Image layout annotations

##############################

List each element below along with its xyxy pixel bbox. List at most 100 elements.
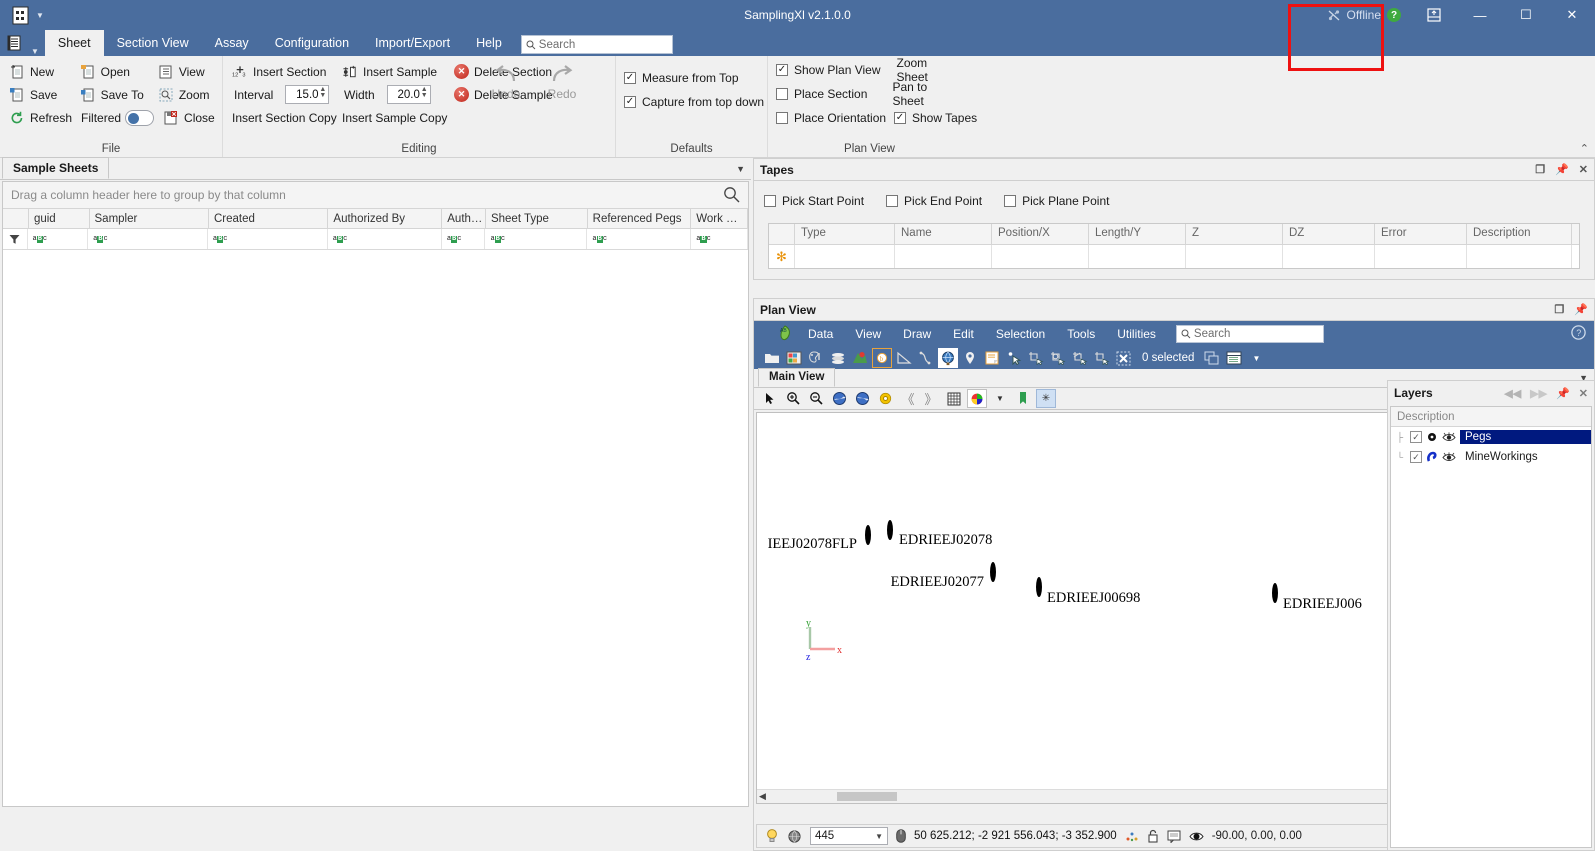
view-distance-combobox[interactable]: 445 ▼ bbox=[810, 827, 888, 845]
peg-marker[interactable]: EDRIEEJ006 bbox=[1272, 586, 1278, 600]
lock-icon[interactable] bbox=[1147, 829, 1159, 843]
save-to-button[interactable]: Save To bbox=[77, 83, 155, 106]
layers-stack-icon[interactable] bbox=[828, 348, 848, 368]
rewind-icon[interactable]: 《 bbox=[898, 389, 918, 408]
group-by-dropzone[interactable]: Drag a column header here to group by th… bbox=[3, 182, 748, 209]
float-window-icon[interactable]: ❐ bbox=[1554, 303, 1564, 316]
offline-status-group[interactable]: Offline ? bbox=[1317, 0, 1411, 30]
crop-rect-icon[interactable] bbox=[1092, 348, 1112, 368]
forward-icon[interactable]: 》 bbox=[921, 389, 941, 408]
gear-icon[interactable] bbox=[875, 389, 895, 408]
asterisk-icon[interactable]: ✳ bbox=[1036, 389, 1056, 408]
tab-main-view[interactable]: Main View bbox=[758, 368, 835, 387]
tapes-new-row[interactable]: ✻ bbox=[769, 245, 1579, 268]
pin-icon[interactable]: 📌 bbox=[1574, 303, 1588, 316]
float-window-icon[interactable]: ❐ bbox=[1535, 163, 1545, 176]
plan-menu-data[interactable]: Data bbox=[798, 324, 843, 344]
chevron-down-icon[interactable]: ▼ bbox=[1246, 348, 1266, 368]
nav-forward-icon[interactable]: ▶▶ bbox=[1530, 387, 1547, 400]
pick-plane-point-checkbox[interactable]: Pick Plane Point bbox=[1004, 189, 1109, 213]
filter-cell-work[interactable]: aBc bbox=[691, 229, 748, 249]
new-button[interactable]: New bbox=[6, 60, 77, 83]
clear-selection-icon[interactable] bbox=[1114, 348, 1134, 368]
column-guid[interactable]: guid bbox=[29, 209, 90, 228]
collapse-ribbon-icon[interactable]: ⌃ bbox=[1580, 142, 1589, 155]
column-created[interactable]: Created bbox=[209, 209, 328, 228]
place-orientation-checkbox[interactable]: Place Orientation bbox=[774, 106, 892, 130]
notes-icon[interactable] bbox=[982, 348, 1002, 368]
column-authorized-by[interactable]: Authorized By bbox=[328, 209, 442, 228]
eye-icon[interactable] bbox=[1442, 432, 1456, 443]
triangle-measure-icon[interactable] bbox=[894, 348, 914, 368]
zoom-in-icon[interactable] bbox=[783, 389, 803, 408]
filtered-toggle-item[interactable]: Filtered bbox=[78, 106, 160, 129]
view-button[interactable]: View bbox=[155, 60, 216, 83]
tapes-column-name[interactable]: Name bbox=[895, 224, 992, 244]
sphere-wireframe-icon[interactable] bbox=[787, 829, 802, 844]
vulcan-leaf-icon[interactable]: AB bbox=[774, 323, 796, 345]
tapes-cell-error[interactable] bbox=[1375, 245, 1467, 268]
tab-help[interactable]: Help bbox=[463, 30, 515, 56]
globe-icon[interactable] bbox=[938, 348, 958, 368]
zoom-button[interactable]: Zoom bbox=[155, 83, 216, 106]
pick-end-point-checkbox[interactable]: Pick End Point bbox=[886, 189, 982, 213]
filter-cell-sampler[interactable]: aBc bbox=[88, 229, 208, 249]
redo-button[interactable]: Redo bbox=[541, 64, 583, 102]
help-circle-icon[interactable]: ? bbox=[1571, 325, 1586, 340]
scroll-left-icon[interactable]: ◀ bbox=[759, 791, 766, 802]
grid-search-icon[interactable] bbox=[723, 186, 740, 203]
grid-icon[interactable] bbox=[944, 389, 964, 408]
filtered-toggle[interactable] bbox=[125, 110, 154, 126]
pan-to-sheet-button[interactable]: Pan to Sheet bbox=[884, 82, 965, 106]
column-sampler[interactable]: Sampler bbox=[90, 209, 209, 228]
plan-menu-tools[interactable]: Tools bbox=[1057, 324, 1105, 344]
filter-cell-created[interactable]: aBc bbox=[208, 229, 328, 249]
tapes-cell-position-x[interactable] bbox=[992, 245, 1089, 268]
interval-stepper[interactable]: 15.0 ▲▼ bbox=[285, 85, 329, 104]
circle-b-icon[interactable]: b bbox=[872, 348, 892, 368]
app-icon[interactable] bbox=[7, 2, 33, 28]
filter-cell-guid[interactable]: aBc bbox=[28, 229, 89, 249]
column-auth[interactable]: Auth… bbox=[442, 209, 486, 228]
close-icon[interactable]: ✕ bbox=[1579, 387, 1588, 400]
eye-icon[interactable] bbox=[1442, 452, 1456, 463]
refresh-button[interactable]: Refresh bbox=[6, 106, 78, 129]
column-sheet-type[interactable]: Sheet Type bbox=[486, 209, 588, 228]
bookmark-flag-icon[interactable] bbox=[1013, 389, 1033, 408]
show-plan-view-checkbox[interactable]: ✓ Show Plan View bbox=[774, 58, 889, 82]
insert-sample-button[interactable]: Insert Sample bbox=[339, 60, 451, 83]
tapes-column-length-y[interactable]: Length/Y bbox=[1089, 224, 1186, 244]
tapes-cell-z[interactable] bbox=[1186, 245, 1283, 268]
plan-view-search-box[interactable]: Search bbox=[1176, 325, 1324, 343]
tapes-cell-type[interactable] bbox=[795, 245, 895, 268]
tapes-column-z[interactable]: Z bbox=[1186, 224, 1283, 244]
tapes-cell-description[interactable] bbox=[1467, 245, 1572, 268]
layer-visibility-checkbox[interactable]: ✓ bbox=[1410, 431, 1422, 443]
colour-palette-grid-icon[interactable] bbox=[784, 348, 804, 368]
insert-sample-copy-button[interactable]: Insert Sample Copy bbox=[339, 106, 457, 129]
lightbulb-icon[interactable] bbox=[765, 828, 779, 844]
chevron-down-icon[interactable]: ▼ bbox=[990, 389, 1010, 408]
message-icon[interactable] bbox=[1167, 830, 1181, 843]
tapes-column-type[interactable]: Type bbox=[795, 224, 895, 244]
column-work[interactable]: Work … bbox=[691, 209, 748, 228]
tab-configuration[interactable]: Configuration bbox=[262, 30, 362, 56]
restore-layout-button[interactable] bbox=[1411, 0, 1457, 30]
place-section-checkbox[interactable]: Place Section bbox=[774, 82, 884, 106]
close-button[interactable]: ✕ bbox=[1549, 0, 1595, 30]
plan-menu-utilities[interactable]: Utilities bbox=[1107, 324, 1166, 344]
plan-menu-edit[interactable]: Edit bbox=[943, 324, 984, 344]
open-folder-icon[interactable] bbox=[762, 348, 782, 368]
tapes-column-description[interactable]: Description bbox=[1467, 224, 1572, 244]
insert-section-copy-button[interactable]: Insert Section Copy bbox=[229, 106, 339, 129]
globe-view-alt-icon[interactable] bbox=[852, 389, 872, 408]
crop-inspect-icon[interactable] bbox=[1048, 348, 1068, 368]
close-icon[interactable]: ✕ bbox=[1579, 163, 1588, 176]
peg-marker[interactable]: IEEJ02078FLP bbox=[865, 528, 871, 542]
plan-menu-draw[interactable]: Draw bbox=[893, 324, 941, 344]
plan-menu-view[interactable]: View bbox=[845, 324, 891, 344]
close-sheet-button[interactable]: Close bbox=[160, 106, 221, 129]
save-button[interactable]: Save bbox=[6, 83, 77, 106]
tapes-cell-dz[interactable] bbox=[1283, 245, 1375, 268]
pointer-select-icon[interactable] bbox=[1004, 348, 1024, 368]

##############################

Exercise brief:
Copy out all of the items above word for word, but leave out the pictures.

The completed task:
List each element below along with its xyxy pixel bbox. List at most 100 elements.
view-distance-combobox[interactable]: 445 ▼ bbox=[810, 827, 888, 845]
peg-marker[interactable]: EDRIEEJ006 bbox=[1272, 586, 1278, 600]
lock-icon[interactable] bbox=[1147, 829, 1159, 843]
save-to-button[interactable]: Save To bbox=[77, 83, 155, 106]
layers-stack-icon[interactable] bbox=[828, 348, 848, 368]
rewind-icon[interactable]: 《 bbox=[898, 389, 918, 408]
group-by-dropzone[interactable]: Drag a column header here to group by th… bbox=[3, 182, 748, 209]
float-window-icon[interactable]: ❐ bbox=[1554, 303, 1564, 316]
offline-status-group[interactable]: Offline ? bbox=[1317, 0, 1411, 30]
crop-rect-icon[interactable] bbox=[1092, 348, 1112, 368]
forward-icon[interactable]: 》 bbox=[921, 389, 941, 408]
gear-icon[interactable] bbox=[875, 389, 895, 408]
asterisk-icon[interactable]: ✳ bbox=[1036, 389, 1056, 408]
tab-main-view[interactable]: Main View bbox=[758, 368, 835, 387]
tapes-new-row[interactable]: ✻ bbox=[769, 245, 1579, 268]
pin-icon[interactable]: 📌 bbox=[1574, 303, 1588, 316]
float-window-icon[interactable]: ❐ bbox=[1535, 163, 1545, 176]
plan-menu-data[interactable]: Data bbox=[798, 324, 843, 344]
chevron-down-icon[interactable]: ▼ bbox=[1246, 348, 1266, 368]
nav-forward-icon[interactable]: ▶▶ bbox=[1530, 387, 1547, 400]
pick-plane-point-checkbox[interactable]: Pick Plane Point bbox=[1004, 189, 1109, 213]
filter-cell-work[interactable]: aBc bbox=[691, 229, 748, 249]
new-button[interactable]: New bbox=[6, 60, 77, 83]
clear-selection-icon[interactable] bbox=[1114, 348, 1134, 368]
column-guid[interactable]: guid bbox=[29, 209, 90, 228]
collapse-ribbon-icon[interactable]: ⌃ bbox=[1580, 142, 1589, 155]
column-created[interactable]: Created bbox=[209, 209, 328, 228]
place-orientation-checkbox[interactable]: Place Orientation bbox=[774, 106, 892, 130]
notes-icon[interactable] bbox=[982, 348, 1002, 368]
column-authorized-by[interactable]: Authorized By bbox=[328, 209, 442, 228]
eye-icon[interactable] bbox=[1442, 432, 1456, 443]
triangle-measure-icon[interactable] bbox=[894, 348, 914, 368]
zoom-in-icon[interactable] bbox=[783, 389, 803, 408]
filtered-toggle-item[interactable]: Filtered bbox=[78, 106, 160, 129]
view-button[interactable]: View bbox=[155, 60, 216, 83]
tapes-column-name[interactable]: Name bbox=[895, 224, 992, 244]
sphere-wireframe-icon[interactable] bbox=[787, 829, 802, 844]
vulcan-leaf-icon[interactable]: AB bbox=[774, 323, 796, 345]
tapes-cell-error[interactable] bbox=[1375, 245, 1467, 268]
tab-help[interactable]: Help bbox=[463, 30, 515, 56]
globe-icon[interactable] bbox=[938, 348, 958, 368]
zoom-button[interactable]: Zoom bbox=[155, 83, 216, 106]
pick-end-point-checkbox[interactable]: Pick End Point bbox=[886, 189, 982, 213]
filter-cell-sampler[interactable]: aBc bbox=[88, 229, 208, 249]
redo-button[interactable]: Redo bbox=[541, 64, 583, 102]
help-circle-icon[interactable]: ? bbox=[1571, 325, 1586, 340]
scroll-left-icon[interactable]: ◀ bbox=[759, 791, 766, 802]
grid-search-icon[interactable] bbox=[723, 186, 740, 203]
grid-icon[interactable] bbox=[944, 389, 964, 408]
filtered-toggle[interactable] bbox=[125, 110, 154, 126]
pan-to-sheet-button[interactable]: Pan to Sheet bbox=[884, 82, 965, 106]
column-sampler[interactable]: Sampler bbox=[90, 209, 209, 228]
plan-menu-tools[interactable]: Tools bbox=[1057, 324, 1105, 344]
filter-cell-created[interactable]: aBc bbox=[208, 229, 328, 249]
tapes-cell-position-x[interactable] bbox=[992, 245, 1089, 268]
interval-stepper[interactable]: 15.0 ▲▼ bbox=[285, 85, 329, 104]
circle-b-icon[interactable]: b bbox=[872, 348, 892, 368]
app-icon[interactable] bbox=[7, 2, 33, 28]
filter-cell-guid[interactable]: aBc bbox=[28, 229, 89, 249]
column-auth[interactable]: Auth… bbox=[442, 209, 486, 228]
close-icon[interactable]: ✕ bbox=[1579, 387, 1588, 400]
eye-icon[interactable] bbox=[1442, 452, 1456, 463]
refresh-button[interactable]: Refresh bbox=[6, 106, 78, 129]
column-sheet-type[interactable]: Sheet Type bbox=[486, 209, 588, 228]
bookmark-flag-icon[interactable] bbox=[1013, 389, 1033, 408]
show-plan-view-checkbox[interactable]: ✓ Show Plan View bbox=[774, 58, 889, 82]
insert-sample-button[interactable]: Insert Sample bbox=[339, 60, 451, 83]
tapes-column-length-y[interactable]: Length/Y bbox=[1089, 224, 1186, 244]
tapes-cell-z[interactable] bbox=[1186, 245, 1283, 268]
plan-view-search-box[interactable]: Search bbox=[1176, 325, 1324, 343]
tapes-cell-type[interactable] bbox=[795, 245, 895, 268]
tapes-column-z[interactable]: Z bbox=[1186, 224, 1283, 244]
tapes-cell-description[interactable] bbox=[1467, 245, 1572, 268]
layer-visibility-checkbox[interactable]: ✓ bbox=[1410, 431, 1422, 443]
colour-palette-grid-icon[interactable] bbox=[784, 348, 804, 368]
insert-sample-copy-button[interactable]: Insert Sample Copy bbox=[339, 106, 457, 129]
lightbulb-icon[interactable] bbox=[765, 828, 779, 844]
chevron-down-icon[interactable]: ▼ bbox=[990, 389, 1010, 408]
message-icon[interactable] bbox=[1167, 830, 1181, 843]
tapes-column-type[interactable]: Type bbox=[795, 224, 895, 244]
column-work[interactable]: Work … bbox=[691, 209, 748, 228]
tab-configuration[interactable]: Configuration bbox=[262, 30, 362, 56]
restore-layout-button[interactable] bbox=[1411, 0, 1457, 30]
place-section-checkbox[interactable]: Place Section bbox=[774, 82, 884, 106]
close-button[interactable]: ✕ bbox=[1549, 0, 1595, 30]
plan-menu-utilities[interactable]: Utilities bbox=[1107, 324, 1166, 344]
plan-menu-edit[interactable]: Edit bbox=[943, 324, 984, 344]
open-folder-icon[interactable] bbox=[762, 348, 782, 368]
tapes-column-description[interactable]: Description bbox=[1467, 224, 1572, 244]
insert-section-copy-button[interactable]: Insert Section Copy bbox=[229, 106, 339, 129]
globe-view-alt-icon[interactable] bbox=[852, 389, 872, 408]
crop-inspect-icon[interactable] bbox=[1048, 348, 1068, 368]
close-icon[interactable]: ✕ bbox=[1579, 163, 1588, 176]
peg-marker[interactable]: IEEJ02078FLP bbox=[865, 528, 871, 542]
plan-menu-draw[interactable]: Draw bbox=[893, 324, 941, 344]
plan-menu-view[interactable]: View bbox=[845, 324, 891, 344]
close-sheet-button[interactable]: Close bbox=[160, 106, 221, 129]
save-button[interactable]: Save bbox=[6, 83, 77, 106]
tapes-cell-dz[interactable] bbox=[1283, 245, 1375, 268]
pointer-select-icon[interactable] bbox=[1004, 348, 1024, 368]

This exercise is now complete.